→ Work to do
Take the listing and print it in full, exactly as given.

→ Records provided

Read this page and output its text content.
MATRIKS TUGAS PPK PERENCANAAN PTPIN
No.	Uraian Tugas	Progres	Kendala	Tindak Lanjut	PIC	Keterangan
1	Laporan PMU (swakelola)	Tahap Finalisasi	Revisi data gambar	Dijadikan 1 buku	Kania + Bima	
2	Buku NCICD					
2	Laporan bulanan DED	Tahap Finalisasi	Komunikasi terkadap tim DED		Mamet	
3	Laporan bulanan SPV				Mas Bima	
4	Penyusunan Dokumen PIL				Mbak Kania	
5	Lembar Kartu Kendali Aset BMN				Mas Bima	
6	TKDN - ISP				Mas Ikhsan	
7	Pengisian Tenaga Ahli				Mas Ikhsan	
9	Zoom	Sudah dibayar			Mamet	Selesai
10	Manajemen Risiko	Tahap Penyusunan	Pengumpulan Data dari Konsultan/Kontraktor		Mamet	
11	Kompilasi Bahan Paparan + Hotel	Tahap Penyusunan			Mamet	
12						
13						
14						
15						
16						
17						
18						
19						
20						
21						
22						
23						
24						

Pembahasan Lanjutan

→ Correct result
Read this page and output its text content.
MATRIKS TUGAS PPK PERENCANAAN PTPIN
No.	Uraian Tugas	Progres	Kendala	Tindak Lanjut	PIC	Keterangan
1	Laporan PMU (swakelola)	Tahap Finalisasi	Revisi data gambar	Dijadikan 1 buku	Kania + Bima	
2	Buku NCICD					
2	Laporan bulanan DED	Tahap Finalisasi	Komunikasi terkadap tim DED		Mamet	
3	Laporan bulanan SPV				Mas Bima	
4	Penyusunan Dokumen PIL				Mbak Kania	
5	Lembar Kartu Kendali Aset BMN				Mas Bima	
6	TKDN - ISP				Mas Ikhsan	
7	Pengisian Tenaga Ahli				Mas Ikhsan	
9	Zoom	Sudah dibayar			Mamet	Selesai
10	Manajemen Risiko	Tahap Penyusunan	Pengumpulan Data dari Konsultan/Kontraktor		Mamet	
11	Kompilasi Bahan Paparan + Hotel	Tahap Penyusunan			Mamet	
12						
13						
14						
15						
16						
17						
18						
19						
20						
21						
22						
23						
24						

Pembahasan Lanjutan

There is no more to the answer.